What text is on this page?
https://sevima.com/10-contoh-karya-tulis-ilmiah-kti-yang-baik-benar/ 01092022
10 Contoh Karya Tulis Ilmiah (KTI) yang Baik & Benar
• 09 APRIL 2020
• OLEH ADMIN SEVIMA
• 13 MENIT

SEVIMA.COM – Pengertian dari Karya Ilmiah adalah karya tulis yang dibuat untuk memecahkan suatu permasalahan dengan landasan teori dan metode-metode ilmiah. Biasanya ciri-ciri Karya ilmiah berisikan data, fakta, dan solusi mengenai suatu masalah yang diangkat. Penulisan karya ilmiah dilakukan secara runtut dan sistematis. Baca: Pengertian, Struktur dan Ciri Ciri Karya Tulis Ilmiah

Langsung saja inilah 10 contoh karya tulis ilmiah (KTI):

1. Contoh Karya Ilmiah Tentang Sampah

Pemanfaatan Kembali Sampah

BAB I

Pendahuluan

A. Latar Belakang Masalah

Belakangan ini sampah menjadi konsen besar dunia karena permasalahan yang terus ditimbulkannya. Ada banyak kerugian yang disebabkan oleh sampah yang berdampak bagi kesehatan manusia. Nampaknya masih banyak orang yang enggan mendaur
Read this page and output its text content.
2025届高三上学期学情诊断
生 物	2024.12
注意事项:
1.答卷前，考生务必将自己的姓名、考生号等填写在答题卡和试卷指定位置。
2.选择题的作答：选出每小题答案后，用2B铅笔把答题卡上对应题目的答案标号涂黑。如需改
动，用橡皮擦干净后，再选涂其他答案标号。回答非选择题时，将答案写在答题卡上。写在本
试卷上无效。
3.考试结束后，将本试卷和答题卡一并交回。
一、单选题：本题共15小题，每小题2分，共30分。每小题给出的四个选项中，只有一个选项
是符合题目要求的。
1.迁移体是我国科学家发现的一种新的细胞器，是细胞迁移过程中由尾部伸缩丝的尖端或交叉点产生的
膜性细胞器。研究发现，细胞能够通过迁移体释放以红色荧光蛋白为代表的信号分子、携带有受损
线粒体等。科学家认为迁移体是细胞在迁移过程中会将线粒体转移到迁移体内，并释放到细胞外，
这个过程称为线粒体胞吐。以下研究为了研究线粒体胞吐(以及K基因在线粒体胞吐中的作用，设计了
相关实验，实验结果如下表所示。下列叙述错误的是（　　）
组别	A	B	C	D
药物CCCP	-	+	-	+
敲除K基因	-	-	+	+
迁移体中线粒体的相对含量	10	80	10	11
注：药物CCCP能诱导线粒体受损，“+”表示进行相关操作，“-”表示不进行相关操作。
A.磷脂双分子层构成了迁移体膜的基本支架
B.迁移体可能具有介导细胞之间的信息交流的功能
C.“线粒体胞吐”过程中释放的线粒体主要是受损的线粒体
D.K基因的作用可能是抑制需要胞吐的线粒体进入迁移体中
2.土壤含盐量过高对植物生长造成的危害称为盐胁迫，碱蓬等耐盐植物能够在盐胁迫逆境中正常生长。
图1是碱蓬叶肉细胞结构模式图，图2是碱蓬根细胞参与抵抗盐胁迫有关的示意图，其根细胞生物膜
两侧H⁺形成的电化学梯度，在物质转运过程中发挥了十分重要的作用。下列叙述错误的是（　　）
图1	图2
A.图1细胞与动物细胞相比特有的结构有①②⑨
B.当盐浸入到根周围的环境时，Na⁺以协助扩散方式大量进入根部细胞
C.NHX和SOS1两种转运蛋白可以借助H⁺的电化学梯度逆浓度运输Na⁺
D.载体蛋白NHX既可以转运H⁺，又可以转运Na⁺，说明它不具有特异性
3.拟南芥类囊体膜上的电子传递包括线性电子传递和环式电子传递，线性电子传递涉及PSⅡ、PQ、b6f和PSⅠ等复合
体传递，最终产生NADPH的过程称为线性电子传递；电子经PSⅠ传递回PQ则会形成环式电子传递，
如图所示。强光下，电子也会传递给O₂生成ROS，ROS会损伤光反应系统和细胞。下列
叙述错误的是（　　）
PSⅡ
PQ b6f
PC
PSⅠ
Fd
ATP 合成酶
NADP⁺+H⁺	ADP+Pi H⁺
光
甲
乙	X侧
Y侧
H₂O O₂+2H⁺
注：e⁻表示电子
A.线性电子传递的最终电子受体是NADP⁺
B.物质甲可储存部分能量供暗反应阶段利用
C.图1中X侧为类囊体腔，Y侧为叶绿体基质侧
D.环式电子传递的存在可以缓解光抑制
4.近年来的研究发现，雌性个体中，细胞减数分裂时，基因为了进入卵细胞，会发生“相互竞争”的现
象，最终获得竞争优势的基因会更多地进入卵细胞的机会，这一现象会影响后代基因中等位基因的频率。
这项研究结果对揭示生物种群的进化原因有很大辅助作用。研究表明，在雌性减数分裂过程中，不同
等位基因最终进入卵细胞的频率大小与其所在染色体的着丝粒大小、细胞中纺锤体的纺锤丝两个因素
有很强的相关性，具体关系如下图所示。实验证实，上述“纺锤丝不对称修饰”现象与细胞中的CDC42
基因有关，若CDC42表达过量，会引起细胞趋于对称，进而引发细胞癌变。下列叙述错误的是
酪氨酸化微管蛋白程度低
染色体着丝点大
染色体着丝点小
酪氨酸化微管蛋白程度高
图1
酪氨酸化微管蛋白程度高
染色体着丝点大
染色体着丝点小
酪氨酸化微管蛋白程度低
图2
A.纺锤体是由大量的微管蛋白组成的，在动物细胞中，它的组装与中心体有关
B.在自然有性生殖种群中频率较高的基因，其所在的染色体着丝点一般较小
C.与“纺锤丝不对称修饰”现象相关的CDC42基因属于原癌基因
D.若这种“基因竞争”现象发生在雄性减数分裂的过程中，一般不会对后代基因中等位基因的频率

**Short problem:**
Write out all the entries exactly.

**Exercise solution:**
What text is on this page?
https://sevima.com/10-contoh-karya-tulis-ilmiah-kti-yang-baik-benar/ 01092022
10 Contoh Karya Tulis Ilmiah (KTI) yang Baik & Benar
• 09 APRIL 2020
• OLEH ADMIN SEVIMA
• 13 MENIT

SEVIMA.COM – Pengertian dari Karya Ilmiah adalah karya tulis yang dibuat untuk memecahkan suatu permasalahan dengan landasan teori dan metode-metode ilmiah. Biasanya ciri-ciri Karya ilmiah berisikan data, fakta, dan solusi mengenai suatu masalah yang diangkat. Penulisan karya ilmiah dilakukan secara runtut dan sistematis. Baca: Pengertian, Struktur dan Ciri Ciri Karya Tulis Ilmiah

Langsung saja inilah 10 contoh karya tulis ilmiah (KTI):

1. Contoh Karya Ilmiah Tentang Sampah

Pemanfaatan Kembali Sampah

BAB I

Pendahuluan

A. Latar Belakang Masalah

Belakangan ini sampah menjadi konsen besar dunia karena permasalahan yang terus ditimbulkannya. Ada banyak kerugian yang disebabkan oleh sampah yang berdampak bagi kesehatan manusia. Nampaknya masih banyak orang yang enggan mendaur
Read this page and output its text content.
2025届高三上学期学情诊断
生 物	2024.12
注意事项:
1.答卷前，考生务必将自己的姓名、考生号等填写在答题卡和试卷指定位置。
2.选择题的作答：选出每小题答案后，用2B铅笔把答题卡上对应题目的答案标号涂黑。如需改
动，用橡皮擦干净后，再选涂其他答案标号。回答非选择题时，将答案写在答题卡上。写在本
试卷上无效。
3.考试结束后，将本试卷和答题卡一并交回。
一、单选题：本题共15小题，每小题2分，共30分。每小题给出的四个选项中，只有一个选项
是符合题目要求的。
1.迁移体是我国科学家发现的一种新的细胞器，是细胞迁移过程中由尾部伸缩丝的尖端或交叉点产生的
膜性细胞器。研究发现，细胞能够通过迁移体释放以红色荧光蛋白为代表的信号分子、携带有受损
线粒体等。科学家认为迁移体是细胞在迁移过程中会将线粒体转移到迁移体内，并释放到细胞外，
这个过程称为线粒体胞吐。以下研究为了研究线粒体胞吐(以及K基因在线粒体胞吐中的作用，设计了
相关实验，实验结果如下表所示。下列叙述错误的是（　　）
组别	A	B	C	D
药物CCCP	-	+	-	+
敲除K基因	-	-	+	+
迁移体中线粒体的相对含量	10	80	10	11
注：药物CCCP能诱导线粒体受损，“+”表示进行相关操作，“-”表示不进行相关操作。
A.磷脂双分子层构成了迁移体膜的基本支架
B.迁移体可能具有介导细胞之间的信息交流的功能
C.“线粒体胞吐”过程中释放的线粒体主要是受损的线粒体
D.K基因的作用可能是抑制需要胞吐的线粒体进入迁移体中
2.土壤含盐量过高对植物生长造成的危害称为盐胁迫，碱蓬等耐盐植物能够在盐胁迫逆境中正常生长。
图1是碱蓬叶肉细胞结构模式图，图2是碱蓬根细胞参与抵抗盐胁迫有关的示意图，其根细胞生物膜
两侧H⁺形成的电化学梯度，在物质转运过程中发挥了十分重要的作用。下列叙述错误的是（　　）
图1	图2
A.图1细胞与动物细胞相比特有的结构有①②⑨
B.当盐浸入到根周围的环境时，Na⁺以协助扩散方式大量进入根部细胞
C.NHX和SOS1两种转运蛋白可以借助H⁺的电化学梯度逆浓度运输Na⁺
D.载体蛋白NHX既可以转运H⁺，又可以转运Na⁺，说明它不具有特异性
3.拟南芥类囊体膜上的电子传递包括线性电子传递和环式电子传递，线性电子传递涉及PSⅡ、PQ、b6f和PSⅠ等复合
体传递，最终产生NADPH的过程称为线性电子传递；电子经PSⅠ传递回PQ则会形成环式电子传递，
如图所示。强光下，电子也会传递给O₂生成ROS，ROS会损伤光反应系统和细胞。下列
叙述错误的是（　　）
PSⅡ
PQ b6f
PC
PSⅠ
Fd
ATP 合成酶
NADP⁺+H⁺	ADP+Pi H⁺
光
甲
乙	X侧
Y侧
H₂O O₂+2H⁺
注：e⁻表示电子
A.线性电子传递的最终电子受体是NADP⁺
B.物质甲可储存部分能量供暗反应阶段利用
C.图1中X侧为类囊体腔，Y侧为叶绿体基质侧
D.环式电子传递的存在可以缓解光抑制
4.近年来的研究发现，雌性个体中，细胞减数分裂时，基因为了进入卵细胞，会发生“相互竞争”的现
象，最终获得竞争优势的基因会更多地进入卵细胞的机会，这一现象会影响后代基因中等位基因的频率。
这项研究结果对揭示生物种群的进化原因有很大辅助作用。研究表明，在雌性减数分裂过程中，不同
等位基因最终进入卵细胞的频率大小与其所在染色体的着丝粒大小、细胞中纺锤体的纺锤丝两个因素
有很强的相关性，具体关系如下图所示。实验证实，上述“纺锤丝不对称修饰”现象与细胞中的CDC42
基因有关，若CDC42表达过量，会引起细胞趋于对称，进而引发细胞癌变。下列叙述错误的是
酪氨酸化微管蛋白程度低
染色体着丝点大
染色体着丝点小
酪氨酸化微管蛋白程度高
图1
酪氨酸化微管蛋白程度高
染色体着丝点大
染色体着丝点小
酪氨酸化微管蛋白程度低
图2
A.纺锤体是由大量的微管蛋白组成的，在动物细胞中，它的组装与中心体有关
B.在自然有性生殖种群中频率较高的基因，其所在的染色体着丝点一般较小
C.与“纺锤丝不对称修饰”现象相关的CDC42基因属于原癌基因
D.若这种“基因竞争”现象发生在雄性减数分裂的过程中，一般不会对后代基因中等位基因的频率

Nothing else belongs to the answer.